WHAT YOU NEED TO DO:
Copy out each line of the listing that has the word "Backup" in it.
***** DATA RECORDS *****
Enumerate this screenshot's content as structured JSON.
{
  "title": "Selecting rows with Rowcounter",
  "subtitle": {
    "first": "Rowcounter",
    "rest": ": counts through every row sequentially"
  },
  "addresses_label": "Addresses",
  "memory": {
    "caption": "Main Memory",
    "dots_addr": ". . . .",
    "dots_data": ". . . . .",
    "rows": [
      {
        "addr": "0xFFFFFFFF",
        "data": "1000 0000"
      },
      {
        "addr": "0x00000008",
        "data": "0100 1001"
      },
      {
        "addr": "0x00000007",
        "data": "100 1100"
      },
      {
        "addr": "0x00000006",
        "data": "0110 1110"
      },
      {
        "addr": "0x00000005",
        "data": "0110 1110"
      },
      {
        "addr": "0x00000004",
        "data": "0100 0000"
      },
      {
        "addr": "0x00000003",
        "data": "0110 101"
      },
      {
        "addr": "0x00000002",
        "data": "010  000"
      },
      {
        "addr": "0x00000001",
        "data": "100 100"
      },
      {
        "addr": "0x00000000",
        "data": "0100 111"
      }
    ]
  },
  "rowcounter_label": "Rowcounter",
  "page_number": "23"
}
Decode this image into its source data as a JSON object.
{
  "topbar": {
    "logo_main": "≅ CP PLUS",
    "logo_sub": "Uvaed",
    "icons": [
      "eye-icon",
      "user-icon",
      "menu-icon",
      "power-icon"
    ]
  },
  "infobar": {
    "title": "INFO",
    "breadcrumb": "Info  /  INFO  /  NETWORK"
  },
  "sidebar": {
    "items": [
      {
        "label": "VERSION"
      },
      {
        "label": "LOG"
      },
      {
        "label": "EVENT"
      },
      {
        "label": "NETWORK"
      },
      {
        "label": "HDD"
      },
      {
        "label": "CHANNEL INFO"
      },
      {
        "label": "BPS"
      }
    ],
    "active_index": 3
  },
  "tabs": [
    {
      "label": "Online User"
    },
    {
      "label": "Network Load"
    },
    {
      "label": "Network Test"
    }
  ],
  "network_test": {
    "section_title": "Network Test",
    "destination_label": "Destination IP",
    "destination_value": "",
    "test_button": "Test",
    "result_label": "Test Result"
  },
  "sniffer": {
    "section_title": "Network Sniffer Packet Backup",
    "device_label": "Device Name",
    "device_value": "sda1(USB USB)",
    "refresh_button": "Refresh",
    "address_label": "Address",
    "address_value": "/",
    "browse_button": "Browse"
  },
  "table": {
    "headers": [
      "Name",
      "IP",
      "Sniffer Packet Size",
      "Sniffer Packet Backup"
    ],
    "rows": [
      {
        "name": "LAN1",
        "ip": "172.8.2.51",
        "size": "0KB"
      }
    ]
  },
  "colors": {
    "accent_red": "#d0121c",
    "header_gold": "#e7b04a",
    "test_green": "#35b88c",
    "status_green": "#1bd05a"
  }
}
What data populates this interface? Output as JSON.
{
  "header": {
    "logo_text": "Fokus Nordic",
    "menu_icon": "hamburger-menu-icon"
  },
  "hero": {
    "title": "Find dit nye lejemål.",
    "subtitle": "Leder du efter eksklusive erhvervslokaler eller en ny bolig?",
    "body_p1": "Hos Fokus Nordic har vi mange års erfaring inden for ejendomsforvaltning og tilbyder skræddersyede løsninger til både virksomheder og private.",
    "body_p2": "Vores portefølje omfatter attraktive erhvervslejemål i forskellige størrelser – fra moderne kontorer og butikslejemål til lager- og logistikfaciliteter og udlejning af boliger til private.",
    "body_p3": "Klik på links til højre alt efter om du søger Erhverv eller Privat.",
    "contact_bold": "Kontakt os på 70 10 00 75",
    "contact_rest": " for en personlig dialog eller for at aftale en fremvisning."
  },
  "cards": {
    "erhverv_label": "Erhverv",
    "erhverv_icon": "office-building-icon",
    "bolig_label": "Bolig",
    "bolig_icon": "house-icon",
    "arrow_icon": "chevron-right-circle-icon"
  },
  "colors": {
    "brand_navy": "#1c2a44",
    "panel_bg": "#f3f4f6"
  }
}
*****
TASK SOLUTION:
    "section_title": "Network Sniffer Packet Backup",
      "Sniffer Packet Backup"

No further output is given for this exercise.